OBJECTIVE —
All of the listing below must be repeated word for word. Pictures are the only thing to omit.

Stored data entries

--- --- ---

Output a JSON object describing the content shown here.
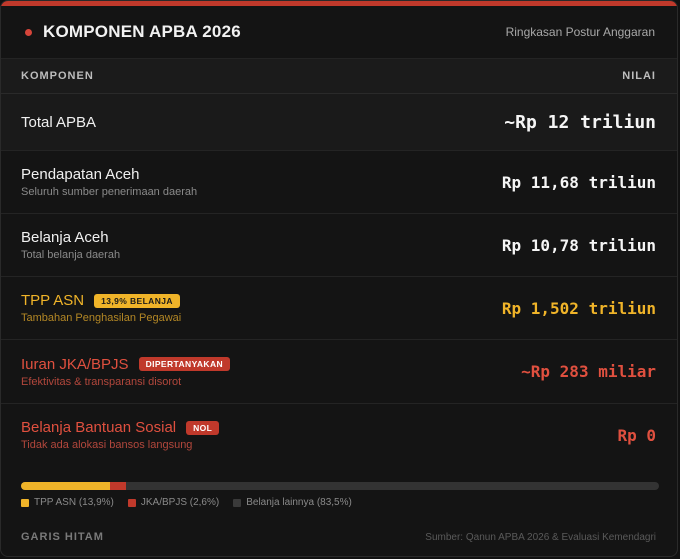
{
  "header": {
    "title": "KOMPONEN APBA 2026",
    "subtitle": "Ringkasan Postur Anggaran"
  },
  "columns": {
    "left": "KOMPONEN",
    "right": "NILAI"
  },
  "rows": [
    {
      "name": "Total APBA",
      "desc": "",
      "badge": "",
      "value": "~Rp 12 triliun"
    },
    {
      "name": "Pendapatan Aceh",
      "desc": "Seluruh sumber penerimaan daerah",
      "badge": "",
      "value": "Rp 11,68 triliun"
    },
    {
      "name": "Belanja Aceh",
      "desc": "Total belanja daerah",
      "badge": "",
      "value": "Rp 10,78 triliun"
    },
    {
      "name": "TPP ASN",
      "desc": "Tambahan Penghasilan Pegawai",
      "badge": "13,9% BELANJA",
      "value": "Rp 1,502 triliun"
    },
    {
      "name": "Iuran JKA/BPJS",
      "desc": "Efektivitas & transparansi disorot",
      "badge": "DIPERTANYAKAN",
      "value": "~Rp 283 miliar"
    },
    {
      "name": "Belanja Bantuan Sosial",
      "desc": "Tidak ada alokasi bansos langsung",
      "badge": "NOL",
      "value": "Rp 0"
    }
  ],
  "breakdown": {
    "segments": [
      {
        "label": "TPP ASN (13,9%)",
        "percent": 13.9,
        "color": "#f0b429"
      },
      {
        "label": "JKA/BPJS (2,6%)",
        "percent": 2.6,
        "color": "#c0392b"
      },
      {
        "label": "Belanja lainnya (83,5%)",
        "percent": 83.5,
        "color": "#333333"
      }
    ]
  },
  "footer": {
    "brand": "GARIS HITAM",
    "source": "Sumber: Qanun APBA 2026 & Evaluasi Kemendagri"
  },
  "colors": {
    "accent": "#c0392b",
    "amber": "#f0b429",
    "red": "#e0503f"
  }
}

--- --- ---

EXERCISE SOLUTION —
Output a JSON object describing the content shown here.
{
  "header": {
    "title": "KOMPONEN APBA 2026",
    "subtitle": "Ringkasan Postur Anggaran"
  },
  "columns": {
    "left": "KOMPONEN",
    "right": "NILAI"
  },
  "rows": [
    {
      "name": "Total APBA",
      "desc": "",
      "badge": "",
      "value": "~Rp 12 triliun"
    },
    {
      "name": "Pendapatan Aceh",
      "desc": "Seluruh sumber penerimaan daerah",
      "badge": "",
      "value": "Rp 11,68 triliun"
    },
    {
      "name": "Belanja Aceh",
      "desc": "Total belanja daerah",
      "badge": "",
      "value": "Rp 10,78 triliun"
    },
    {
      "name": "TPP ASN",
      "desc": "Tambahan Penghasilan Pegawai",
      "badge": "13,9% BELANJA",
      "value": "Rp 1,502 triliun"
    },
    {
      "name": "Iuran JKA/BPJS",
      "desc": "Efektivitas & transparansi disorot",
      "badge": "DIPERTANYAKAN",
      "value": "~Rp 283 miliar"
    },
    {
      "name": "Belanja Bantuan Sosial",
      "desc": "Tidak ada alokasi bansos langsung",
      "badge": "NOL",
      "value": "Rp 0"
    }
  ],
  "breakdown": {
    "segments": [
      {
        "label": "TPP ASN (13,9%)",
        "percent": 13.9,
        "color": "#f0b429"
      },
      {
        "label": "JKA/BPJS (2,6%)",
        "percent": 2.6,
        "color": "#c0392b"
      },
      {
        "label": "Belanja lainnya (83,5%)",
        "percent": 83.5,
        "color": "#333333"
      }
    ]
  },
  "footer": {
    "brand": "GARIS HITAM",
    "source": "Sumber: Qanun APBA 2026 & Evaluasi Kemendagri"
  },
  "colors": {
    "accent": "#c0392b",
    "amber": "#f0b429",
    "red": "#e0503f"
  }
}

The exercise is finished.